For the new entrant, this is as confusing as it can get. Who do I benchmark against?
Benchmark Against ICE
I think we get it wrong when we start benchmarking electric against electric. The first job of the electric is to get ICE out of the market. It’s a rather simple “Us vs Them” story, and the benchmarking should be against them.
That should not be a problem for the TAM crowd. Just look at where the core mass of the ICE market is and get to the drawing board, aiming squarely at the core. The problem is that the core is dynamic. There is a shifting mass that seems to be upwardly mobile every year. So we at InsightEV created a measurement metric – the Weighted Mean Engine Displacement Index (W-MEDI). As the name suggests, it is the weighted mean of the engine displacement of all two-wheelers sold in the market that year. The absolute number indicates where the market is. In isolation, it means little. Draw it over a two-decade horizon, and it tells you a story of shifting customer preferences, changing priorities, and a paradigm shift in the economics of the country.
Draw it over a five-year horizon, it tells you where the market would be headed, and where the market would be headed.
That’s important for a vehicle designer. Remember the much-used adage “Run to where the puck would be.” Vehicle designers are designing for the future, and if the W-MEDI is shifting, you do better by looking at where it would be in 3-5 years and then design accordingly. After all, the W-MEDI represents the core mass, the centre of gravity of the entire market, and allows you to maximise your shot at the TAM.
Indian W-MEDI: What it tells us
In a country where a large chunk of sales comes from 100cc motorcycles, one would expect the Indian W-MEDI to be close to that number. On the other hand, in a year when a 350cc+ leisure motorcycle manufacturer manages to move a million units, you know that the W-MEDI is not going to be anywhere close to 100.

For the InsightEV Two-Wheeler Market Forecast, we plotted the W-MEDI from 2009 onwards to 2025. Then, as we built the forecast, the W-MEDI was extended to 2030. It is hardly surprising that the W-MEDI has an increasing trend. Over the time horizon, the Indian per capita GDP (PPP) has multiplied, and it would be a good idea to look at the above chart against this below actual slide taken from the forecast, which plots the GDP/capita (PPP).

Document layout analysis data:
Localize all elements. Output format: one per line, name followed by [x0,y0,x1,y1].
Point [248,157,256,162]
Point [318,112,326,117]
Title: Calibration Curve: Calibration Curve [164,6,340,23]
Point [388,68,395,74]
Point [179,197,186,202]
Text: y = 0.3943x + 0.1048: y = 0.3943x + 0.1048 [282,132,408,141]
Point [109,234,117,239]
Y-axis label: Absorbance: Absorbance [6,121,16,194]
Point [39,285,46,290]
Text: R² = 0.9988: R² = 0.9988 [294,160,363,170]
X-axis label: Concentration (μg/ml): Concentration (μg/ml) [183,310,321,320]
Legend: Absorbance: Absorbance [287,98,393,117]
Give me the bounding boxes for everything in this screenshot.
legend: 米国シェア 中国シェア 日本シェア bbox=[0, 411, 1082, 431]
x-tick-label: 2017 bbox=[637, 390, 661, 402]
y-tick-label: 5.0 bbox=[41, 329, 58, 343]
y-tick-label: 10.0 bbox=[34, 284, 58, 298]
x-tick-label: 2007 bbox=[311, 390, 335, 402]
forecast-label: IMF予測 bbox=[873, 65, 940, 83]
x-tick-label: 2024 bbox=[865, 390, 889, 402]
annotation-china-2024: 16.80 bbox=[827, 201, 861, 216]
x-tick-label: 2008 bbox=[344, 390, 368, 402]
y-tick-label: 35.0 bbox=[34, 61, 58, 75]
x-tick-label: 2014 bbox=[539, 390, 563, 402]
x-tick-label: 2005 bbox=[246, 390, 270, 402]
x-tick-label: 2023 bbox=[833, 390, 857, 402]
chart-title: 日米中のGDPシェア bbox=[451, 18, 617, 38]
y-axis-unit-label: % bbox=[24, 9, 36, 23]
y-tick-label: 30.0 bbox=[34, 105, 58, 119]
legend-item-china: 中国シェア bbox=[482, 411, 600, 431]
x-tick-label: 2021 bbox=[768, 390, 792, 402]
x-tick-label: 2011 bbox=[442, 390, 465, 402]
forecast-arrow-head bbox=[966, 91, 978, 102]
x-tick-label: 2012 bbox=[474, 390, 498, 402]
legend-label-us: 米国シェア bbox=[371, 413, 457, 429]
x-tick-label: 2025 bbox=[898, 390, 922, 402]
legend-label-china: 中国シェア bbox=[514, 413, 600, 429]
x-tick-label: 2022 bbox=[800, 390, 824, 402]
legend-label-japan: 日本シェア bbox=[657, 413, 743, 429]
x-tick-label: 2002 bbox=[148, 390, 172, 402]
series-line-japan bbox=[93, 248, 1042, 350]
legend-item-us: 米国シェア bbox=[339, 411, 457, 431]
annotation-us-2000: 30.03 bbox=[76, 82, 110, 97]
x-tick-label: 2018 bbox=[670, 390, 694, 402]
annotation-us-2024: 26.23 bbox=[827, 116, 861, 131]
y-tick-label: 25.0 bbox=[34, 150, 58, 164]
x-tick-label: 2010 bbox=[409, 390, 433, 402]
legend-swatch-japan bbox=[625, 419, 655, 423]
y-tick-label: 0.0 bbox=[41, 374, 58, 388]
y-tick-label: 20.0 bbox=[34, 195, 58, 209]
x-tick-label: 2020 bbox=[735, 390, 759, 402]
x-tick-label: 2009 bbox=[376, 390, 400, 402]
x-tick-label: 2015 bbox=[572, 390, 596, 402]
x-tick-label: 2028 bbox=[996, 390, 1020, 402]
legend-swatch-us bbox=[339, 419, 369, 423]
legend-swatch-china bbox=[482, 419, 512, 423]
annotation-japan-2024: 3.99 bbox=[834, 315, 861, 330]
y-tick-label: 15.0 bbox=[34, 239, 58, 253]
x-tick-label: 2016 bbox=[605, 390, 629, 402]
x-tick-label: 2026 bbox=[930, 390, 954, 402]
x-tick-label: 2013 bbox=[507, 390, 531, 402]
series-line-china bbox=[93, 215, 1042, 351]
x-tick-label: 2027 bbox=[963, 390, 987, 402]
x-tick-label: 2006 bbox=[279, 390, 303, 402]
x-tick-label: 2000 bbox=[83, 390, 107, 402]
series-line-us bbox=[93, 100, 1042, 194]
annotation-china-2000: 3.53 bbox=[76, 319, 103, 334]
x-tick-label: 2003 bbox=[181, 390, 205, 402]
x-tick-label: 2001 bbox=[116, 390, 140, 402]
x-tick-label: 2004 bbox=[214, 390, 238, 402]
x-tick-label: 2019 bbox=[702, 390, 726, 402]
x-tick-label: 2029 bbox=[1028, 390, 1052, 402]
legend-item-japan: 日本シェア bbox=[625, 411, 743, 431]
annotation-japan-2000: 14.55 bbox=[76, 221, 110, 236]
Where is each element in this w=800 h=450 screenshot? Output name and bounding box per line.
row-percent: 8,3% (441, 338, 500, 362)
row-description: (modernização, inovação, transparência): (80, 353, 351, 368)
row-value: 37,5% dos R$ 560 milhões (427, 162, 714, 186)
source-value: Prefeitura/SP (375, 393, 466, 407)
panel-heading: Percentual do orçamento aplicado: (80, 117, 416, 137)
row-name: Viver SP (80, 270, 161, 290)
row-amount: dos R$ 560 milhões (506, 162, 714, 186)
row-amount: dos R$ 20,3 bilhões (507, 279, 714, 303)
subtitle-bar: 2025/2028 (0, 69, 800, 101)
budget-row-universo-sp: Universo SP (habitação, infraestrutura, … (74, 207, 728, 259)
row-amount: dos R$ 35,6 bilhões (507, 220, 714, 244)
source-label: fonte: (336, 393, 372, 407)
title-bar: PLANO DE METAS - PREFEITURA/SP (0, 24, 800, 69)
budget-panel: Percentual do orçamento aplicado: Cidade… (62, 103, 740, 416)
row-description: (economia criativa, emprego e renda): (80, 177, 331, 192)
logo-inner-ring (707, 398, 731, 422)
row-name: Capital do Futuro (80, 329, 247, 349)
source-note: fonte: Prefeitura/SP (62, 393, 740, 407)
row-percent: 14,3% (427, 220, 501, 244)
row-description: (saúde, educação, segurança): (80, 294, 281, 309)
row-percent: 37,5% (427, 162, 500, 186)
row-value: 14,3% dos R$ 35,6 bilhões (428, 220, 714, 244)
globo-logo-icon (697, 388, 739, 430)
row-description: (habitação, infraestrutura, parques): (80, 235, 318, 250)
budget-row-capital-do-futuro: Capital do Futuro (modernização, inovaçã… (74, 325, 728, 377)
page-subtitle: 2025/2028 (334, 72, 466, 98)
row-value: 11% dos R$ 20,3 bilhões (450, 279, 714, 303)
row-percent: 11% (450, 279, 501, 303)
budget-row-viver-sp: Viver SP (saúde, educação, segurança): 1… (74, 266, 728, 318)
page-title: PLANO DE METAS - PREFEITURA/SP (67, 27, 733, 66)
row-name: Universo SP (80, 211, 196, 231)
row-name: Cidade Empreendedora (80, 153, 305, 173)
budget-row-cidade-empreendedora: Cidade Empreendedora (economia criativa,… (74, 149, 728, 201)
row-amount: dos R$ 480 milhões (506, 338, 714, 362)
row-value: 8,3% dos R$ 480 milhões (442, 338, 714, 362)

QUESTIONS:
1: According to the passage on benchmarking electric two-wheelers, what does the W-MEDI measure?
2: Continue the passage on benchmarking electric two-wheelers against ICE, picking up after its final sentence.

RESULTS OF THE TASKS:
1: It is the weighted mean of the engine displacement of all two-wheelers sold in the market that year.

2:
As incomes improve, it is but natural that the expectations of even the customers at the base of the pyramid would get aspirational. They start looking for more power, more features, better comfort, and greater highway-ability from the motorcycle. Power and engine sizes would increase, and while the engine capacity is not a dynamic entity, customers keep moving the W-MEDI upwards by increasingly choosing higher capacity machines.
Normally, this (increase in engine size) hurts fuel efficiency, traditionally, one of the strongest drivers of vehicle sales in the market. However, we have noticed that over the last five years, fuel efficiency has been a secondary driver of sales. Indian pump prices, after facing a steep incline pre-2021, have stagnated and even come down. Between 2021 and 2026, pump prices actually declined by nearly 15%. In fact, so strong has been the fuel price stability in recent years that it is no longer an economic or political issue.

For whatever reason, the Indian pump prices have remained unchanged even as ships started blowing up in the Straits of Hormuz.
What that means is that the WMedia is likely to continue on its ascending track even over the next five years. And that is a cue. If you are an electric scooter/motorcycle designer, be generous with those motor specs, will you?